### Extracted material

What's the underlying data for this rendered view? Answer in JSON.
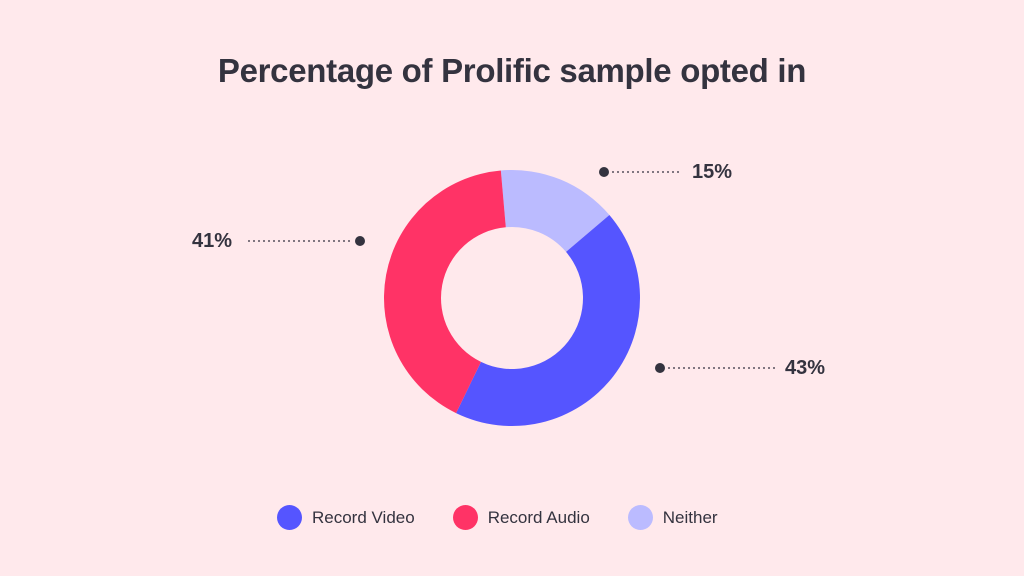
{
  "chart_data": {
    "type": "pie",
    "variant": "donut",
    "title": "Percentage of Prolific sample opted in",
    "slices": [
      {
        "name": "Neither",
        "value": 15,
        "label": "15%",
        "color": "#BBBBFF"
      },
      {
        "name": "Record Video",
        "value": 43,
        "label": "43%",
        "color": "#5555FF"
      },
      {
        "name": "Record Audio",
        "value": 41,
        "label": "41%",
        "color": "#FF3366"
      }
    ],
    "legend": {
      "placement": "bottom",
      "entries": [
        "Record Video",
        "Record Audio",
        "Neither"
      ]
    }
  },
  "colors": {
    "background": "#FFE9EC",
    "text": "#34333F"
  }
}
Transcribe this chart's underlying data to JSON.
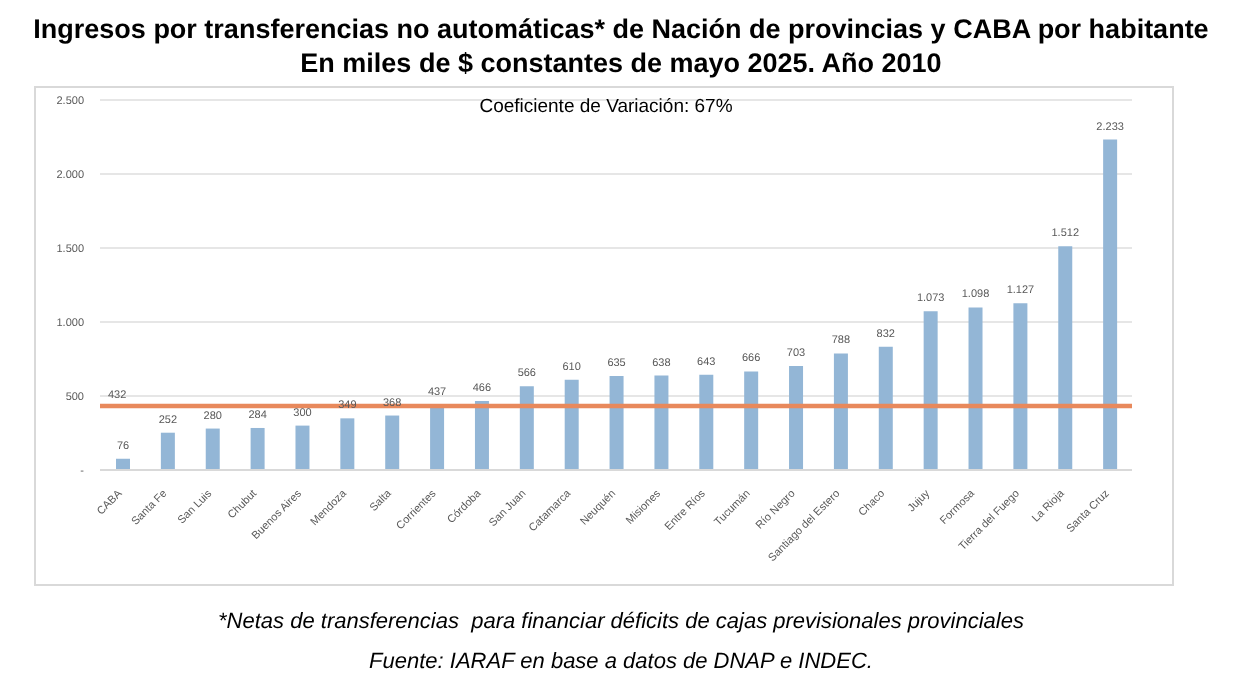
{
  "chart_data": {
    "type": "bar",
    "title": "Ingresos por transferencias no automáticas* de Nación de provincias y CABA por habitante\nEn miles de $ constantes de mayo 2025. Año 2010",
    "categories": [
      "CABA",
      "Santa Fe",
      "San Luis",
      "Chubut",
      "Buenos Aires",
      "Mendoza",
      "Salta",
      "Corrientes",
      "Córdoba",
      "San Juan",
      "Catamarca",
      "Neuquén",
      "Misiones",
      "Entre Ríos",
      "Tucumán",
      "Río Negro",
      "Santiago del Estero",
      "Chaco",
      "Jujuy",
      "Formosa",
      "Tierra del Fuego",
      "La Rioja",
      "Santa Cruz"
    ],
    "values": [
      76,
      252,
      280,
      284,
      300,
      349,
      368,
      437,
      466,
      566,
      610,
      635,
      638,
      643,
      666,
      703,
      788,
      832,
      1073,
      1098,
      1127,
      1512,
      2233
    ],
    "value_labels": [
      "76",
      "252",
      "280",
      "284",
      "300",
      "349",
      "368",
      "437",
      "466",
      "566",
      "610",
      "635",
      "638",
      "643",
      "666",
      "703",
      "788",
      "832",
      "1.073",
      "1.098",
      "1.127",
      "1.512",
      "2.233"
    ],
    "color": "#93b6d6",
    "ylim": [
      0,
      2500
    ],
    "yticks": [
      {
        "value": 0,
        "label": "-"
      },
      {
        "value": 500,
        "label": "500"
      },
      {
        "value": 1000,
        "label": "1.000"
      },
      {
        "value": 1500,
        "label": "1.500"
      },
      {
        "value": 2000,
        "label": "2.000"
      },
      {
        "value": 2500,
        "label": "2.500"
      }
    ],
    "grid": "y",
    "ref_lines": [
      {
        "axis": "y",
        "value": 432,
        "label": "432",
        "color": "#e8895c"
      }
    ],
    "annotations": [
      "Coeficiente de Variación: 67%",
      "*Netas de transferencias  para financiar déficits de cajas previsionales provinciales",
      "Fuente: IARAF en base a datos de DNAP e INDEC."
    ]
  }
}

######
### Extracted material

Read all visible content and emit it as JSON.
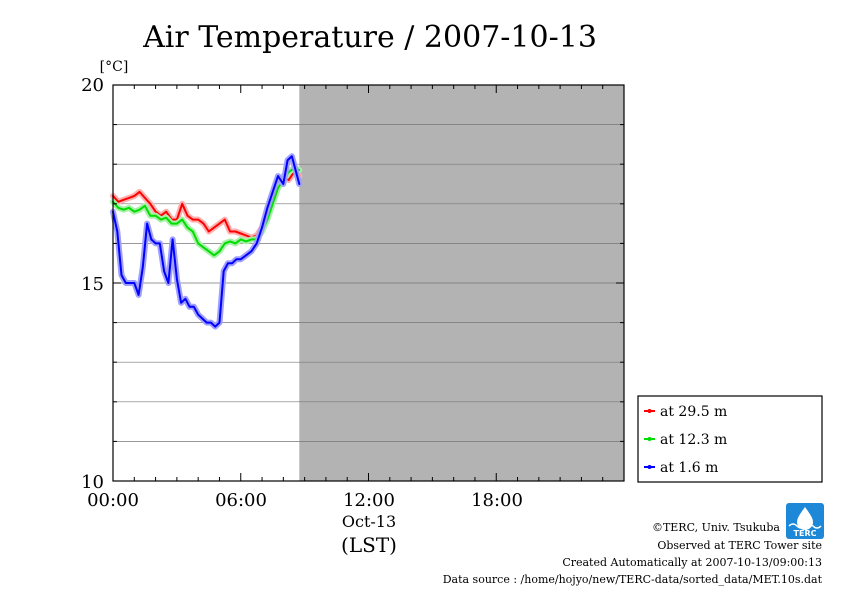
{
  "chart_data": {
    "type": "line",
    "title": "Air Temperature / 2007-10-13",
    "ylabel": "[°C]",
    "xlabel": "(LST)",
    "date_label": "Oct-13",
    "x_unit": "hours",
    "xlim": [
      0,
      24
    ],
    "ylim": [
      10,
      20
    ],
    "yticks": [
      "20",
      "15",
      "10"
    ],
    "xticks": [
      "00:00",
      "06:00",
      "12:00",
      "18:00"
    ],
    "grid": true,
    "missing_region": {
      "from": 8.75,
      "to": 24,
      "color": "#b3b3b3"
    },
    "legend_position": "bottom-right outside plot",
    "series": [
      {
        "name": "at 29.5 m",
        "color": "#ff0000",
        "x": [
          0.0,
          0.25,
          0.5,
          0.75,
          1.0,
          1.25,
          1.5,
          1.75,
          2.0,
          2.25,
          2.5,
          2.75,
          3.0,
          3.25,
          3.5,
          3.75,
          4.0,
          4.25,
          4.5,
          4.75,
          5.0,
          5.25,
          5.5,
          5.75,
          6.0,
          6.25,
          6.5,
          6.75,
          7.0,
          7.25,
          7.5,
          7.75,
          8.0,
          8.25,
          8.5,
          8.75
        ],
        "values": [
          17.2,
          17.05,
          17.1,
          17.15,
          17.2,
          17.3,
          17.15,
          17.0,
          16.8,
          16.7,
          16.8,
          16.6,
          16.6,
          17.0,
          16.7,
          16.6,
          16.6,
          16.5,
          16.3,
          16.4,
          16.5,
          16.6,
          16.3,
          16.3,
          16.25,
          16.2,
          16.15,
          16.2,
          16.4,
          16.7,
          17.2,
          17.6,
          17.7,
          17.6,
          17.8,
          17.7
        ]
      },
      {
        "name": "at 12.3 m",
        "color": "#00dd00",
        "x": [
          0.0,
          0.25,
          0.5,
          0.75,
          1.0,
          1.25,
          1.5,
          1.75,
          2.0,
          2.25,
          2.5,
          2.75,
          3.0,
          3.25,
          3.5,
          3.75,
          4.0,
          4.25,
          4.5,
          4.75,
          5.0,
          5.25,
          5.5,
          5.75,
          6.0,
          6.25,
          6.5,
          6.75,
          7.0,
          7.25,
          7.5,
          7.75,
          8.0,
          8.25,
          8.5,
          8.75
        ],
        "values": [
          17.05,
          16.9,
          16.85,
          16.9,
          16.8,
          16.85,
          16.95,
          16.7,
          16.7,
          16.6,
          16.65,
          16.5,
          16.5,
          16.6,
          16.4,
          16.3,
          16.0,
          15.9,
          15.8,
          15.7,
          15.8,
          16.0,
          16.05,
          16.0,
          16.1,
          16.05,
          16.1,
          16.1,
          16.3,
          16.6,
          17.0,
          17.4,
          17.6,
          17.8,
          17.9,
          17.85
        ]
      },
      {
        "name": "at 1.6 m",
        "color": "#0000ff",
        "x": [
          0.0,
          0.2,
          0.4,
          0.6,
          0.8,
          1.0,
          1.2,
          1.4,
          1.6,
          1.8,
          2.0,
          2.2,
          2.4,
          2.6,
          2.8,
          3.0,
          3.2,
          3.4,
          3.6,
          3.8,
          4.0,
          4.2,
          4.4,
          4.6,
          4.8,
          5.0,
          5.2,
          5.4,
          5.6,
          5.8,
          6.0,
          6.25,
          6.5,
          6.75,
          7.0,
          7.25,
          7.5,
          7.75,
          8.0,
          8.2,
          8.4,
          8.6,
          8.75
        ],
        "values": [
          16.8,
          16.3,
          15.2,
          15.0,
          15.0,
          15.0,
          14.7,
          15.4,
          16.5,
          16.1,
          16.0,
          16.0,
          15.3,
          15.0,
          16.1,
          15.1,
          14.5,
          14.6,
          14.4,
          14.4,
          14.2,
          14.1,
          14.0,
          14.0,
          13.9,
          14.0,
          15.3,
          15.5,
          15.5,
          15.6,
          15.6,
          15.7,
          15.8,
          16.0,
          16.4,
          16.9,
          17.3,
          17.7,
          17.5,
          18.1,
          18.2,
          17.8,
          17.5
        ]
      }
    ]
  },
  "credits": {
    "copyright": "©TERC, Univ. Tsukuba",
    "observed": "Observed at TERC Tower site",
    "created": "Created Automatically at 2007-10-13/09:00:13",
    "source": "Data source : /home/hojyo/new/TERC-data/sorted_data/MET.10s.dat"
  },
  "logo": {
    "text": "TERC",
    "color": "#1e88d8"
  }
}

######
### Extracted material

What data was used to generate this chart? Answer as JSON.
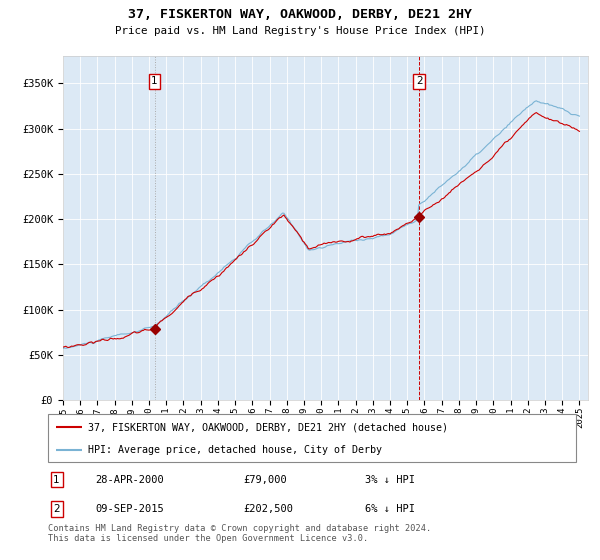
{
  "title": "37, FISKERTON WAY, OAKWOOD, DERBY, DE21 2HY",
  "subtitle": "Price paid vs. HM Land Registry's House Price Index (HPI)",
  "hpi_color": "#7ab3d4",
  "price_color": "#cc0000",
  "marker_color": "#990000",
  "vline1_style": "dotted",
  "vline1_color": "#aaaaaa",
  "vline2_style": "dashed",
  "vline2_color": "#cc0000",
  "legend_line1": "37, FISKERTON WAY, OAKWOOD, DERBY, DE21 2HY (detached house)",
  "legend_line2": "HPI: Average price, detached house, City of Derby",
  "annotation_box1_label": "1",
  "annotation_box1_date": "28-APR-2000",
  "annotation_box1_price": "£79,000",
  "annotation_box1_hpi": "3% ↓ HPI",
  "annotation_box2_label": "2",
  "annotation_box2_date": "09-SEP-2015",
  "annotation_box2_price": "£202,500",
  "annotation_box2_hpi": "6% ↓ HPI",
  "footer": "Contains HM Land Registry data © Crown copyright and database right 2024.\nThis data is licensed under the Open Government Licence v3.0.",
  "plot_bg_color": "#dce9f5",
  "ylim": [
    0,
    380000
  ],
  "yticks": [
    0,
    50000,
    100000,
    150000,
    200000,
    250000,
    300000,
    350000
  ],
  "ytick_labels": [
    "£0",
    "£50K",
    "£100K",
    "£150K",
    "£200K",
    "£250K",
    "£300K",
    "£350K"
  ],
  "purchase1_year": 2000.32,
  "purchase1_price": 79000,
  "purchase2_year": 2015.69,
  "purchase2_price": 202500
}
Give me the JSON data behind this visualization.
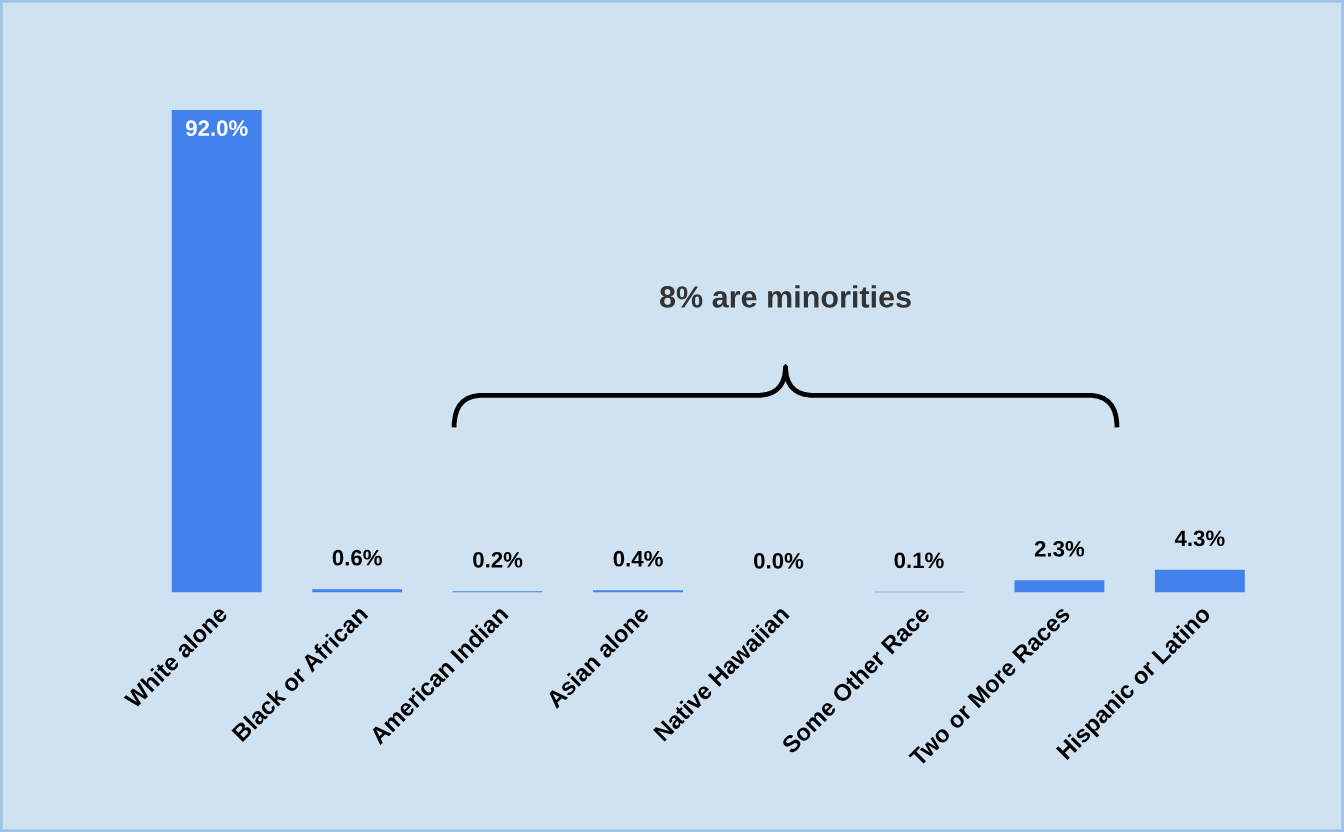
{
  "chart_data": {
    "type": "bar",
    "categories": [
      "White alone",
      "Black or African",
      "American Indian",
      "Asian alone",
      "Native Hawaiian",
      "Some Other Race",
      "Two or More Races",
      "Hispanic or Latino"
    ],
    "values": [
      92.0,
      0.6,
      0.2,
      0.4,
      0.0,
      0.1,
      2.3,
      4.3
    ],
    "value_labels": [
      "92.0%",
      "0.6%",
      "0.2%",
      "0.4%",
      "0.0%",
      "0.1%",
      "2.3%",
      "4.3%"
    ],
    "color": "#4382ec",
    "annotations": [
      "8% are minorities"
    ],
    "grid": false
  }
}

######

• What is expected: Copy out every line of the material above that mentions the word "name".

• Full response:
        "name": "Neither",
        "name": "Record Video",
        "name": "Record Audio",
        "name": "at 29.5 m",
        "name": "at 12.3 m",
        "name": "at 1.6 m",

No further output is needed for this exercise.